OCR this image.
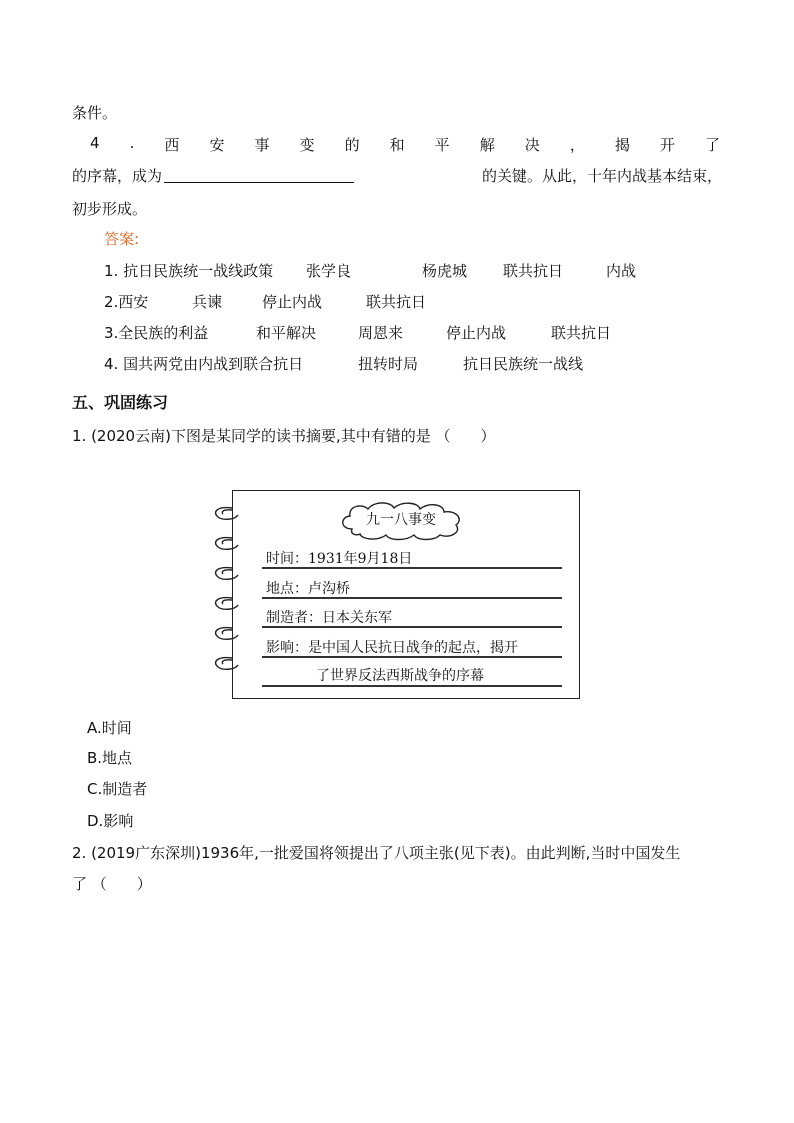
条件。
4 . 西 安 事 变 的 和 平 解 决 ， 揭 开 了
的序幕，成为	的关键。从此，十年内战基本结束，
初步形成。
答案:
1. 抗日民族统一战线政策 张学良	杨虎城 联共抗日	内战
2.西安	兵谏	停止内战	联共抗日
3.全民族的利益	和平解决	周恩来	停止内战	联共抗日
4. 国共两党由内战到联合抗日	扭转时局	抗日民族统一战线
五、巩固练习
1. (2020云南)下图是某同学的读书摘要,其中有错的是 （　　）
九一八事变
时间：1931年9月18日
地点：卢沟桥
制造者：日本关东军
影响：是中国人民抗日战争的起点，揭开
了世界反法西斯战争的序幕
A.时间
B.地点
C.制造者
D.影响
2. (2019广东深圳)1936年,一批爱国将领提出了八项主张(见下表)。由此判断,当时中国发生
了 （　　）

---

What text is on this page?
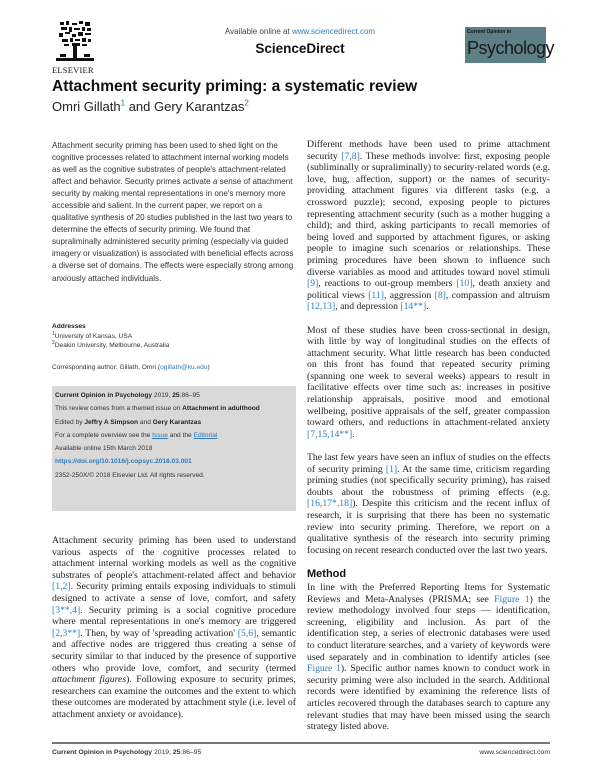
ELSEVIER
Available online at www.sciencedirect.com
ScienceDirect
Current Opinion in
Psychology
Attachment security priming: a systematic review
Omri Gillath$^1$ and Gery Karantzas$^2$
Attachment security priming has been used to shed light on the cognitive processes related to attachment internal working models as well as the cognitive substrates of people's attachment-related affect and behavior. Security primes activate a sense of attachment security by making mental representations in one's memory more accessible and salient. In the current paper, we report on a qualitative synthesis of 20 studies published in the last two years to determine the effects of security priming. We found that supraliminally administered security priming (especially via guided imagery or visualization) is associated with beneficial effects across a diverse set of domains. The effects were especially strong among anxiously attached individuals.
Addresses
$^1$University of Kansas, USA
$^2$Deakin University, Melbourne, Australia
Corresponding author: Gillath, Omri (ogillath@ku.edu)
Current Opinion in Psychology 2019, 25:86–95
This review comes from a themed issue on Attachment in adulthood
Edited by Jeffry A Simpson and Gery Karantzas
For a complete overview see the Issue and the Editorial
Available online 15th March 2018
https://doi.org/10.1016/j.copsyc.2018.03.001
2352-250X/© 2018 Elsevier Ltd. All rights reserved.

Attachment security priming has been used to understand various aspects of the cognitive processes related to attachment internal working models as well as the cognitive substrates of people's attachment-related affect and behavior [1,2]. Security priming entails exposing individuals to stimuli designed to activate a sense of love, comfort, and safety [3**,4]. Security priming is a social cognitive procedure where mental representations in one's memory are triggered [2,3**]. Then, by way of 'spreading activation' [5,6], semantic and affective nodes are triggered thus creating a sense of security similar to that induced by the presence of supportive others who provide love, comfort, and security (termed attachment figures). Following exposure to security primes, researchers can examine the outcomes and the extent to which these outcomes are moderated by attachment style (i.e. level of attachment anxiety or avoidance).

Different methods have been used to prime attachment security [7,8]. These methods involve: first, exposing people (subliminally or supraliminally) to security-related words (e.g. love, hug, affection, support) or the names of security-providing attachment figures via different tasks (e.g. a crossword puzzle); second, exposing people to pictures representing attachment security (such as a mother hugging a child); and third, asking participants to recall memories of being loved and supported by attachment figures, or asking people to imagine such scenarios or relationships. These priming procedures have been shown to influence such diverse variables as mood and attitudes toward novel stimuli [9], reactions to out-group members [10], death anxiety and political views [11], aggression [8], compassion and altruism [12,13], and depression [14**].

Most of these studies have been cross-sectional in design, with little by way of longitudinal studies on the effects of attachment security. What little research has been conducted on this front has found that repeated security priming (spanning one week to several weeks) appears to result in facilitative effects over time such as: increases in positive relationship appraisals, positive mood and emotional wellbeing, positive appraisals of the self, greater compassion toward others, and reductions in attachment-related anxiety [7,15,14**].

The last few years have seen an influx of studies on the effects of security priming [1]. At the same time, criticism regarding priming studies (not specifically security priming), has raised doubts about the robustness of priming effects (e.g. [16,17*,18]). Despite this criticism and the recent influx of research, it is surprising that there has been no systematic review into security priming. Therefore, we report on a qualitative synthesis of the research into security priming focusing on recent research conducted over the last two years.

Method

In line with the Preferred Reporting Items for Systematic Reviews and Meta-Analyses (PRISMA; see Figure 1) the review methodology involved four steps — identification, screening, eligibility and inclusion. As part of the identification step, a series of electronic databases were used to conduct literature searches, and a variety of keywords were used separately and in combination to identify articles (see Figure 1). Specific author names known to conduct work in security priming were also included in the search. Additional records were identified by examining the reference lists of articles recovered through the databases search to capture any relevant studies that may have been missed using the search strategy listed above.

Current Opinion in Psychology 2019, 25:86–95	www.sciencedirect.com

→ **TASK BRIEF**: Copy out every line with the word "Gillath".

→ **EXERCISE RESPONSE**:
Omri Gillath$^1$ and Gery Karantzas$^2$
Corresponding author: Gillath, Omri (ogillath@ku.edu)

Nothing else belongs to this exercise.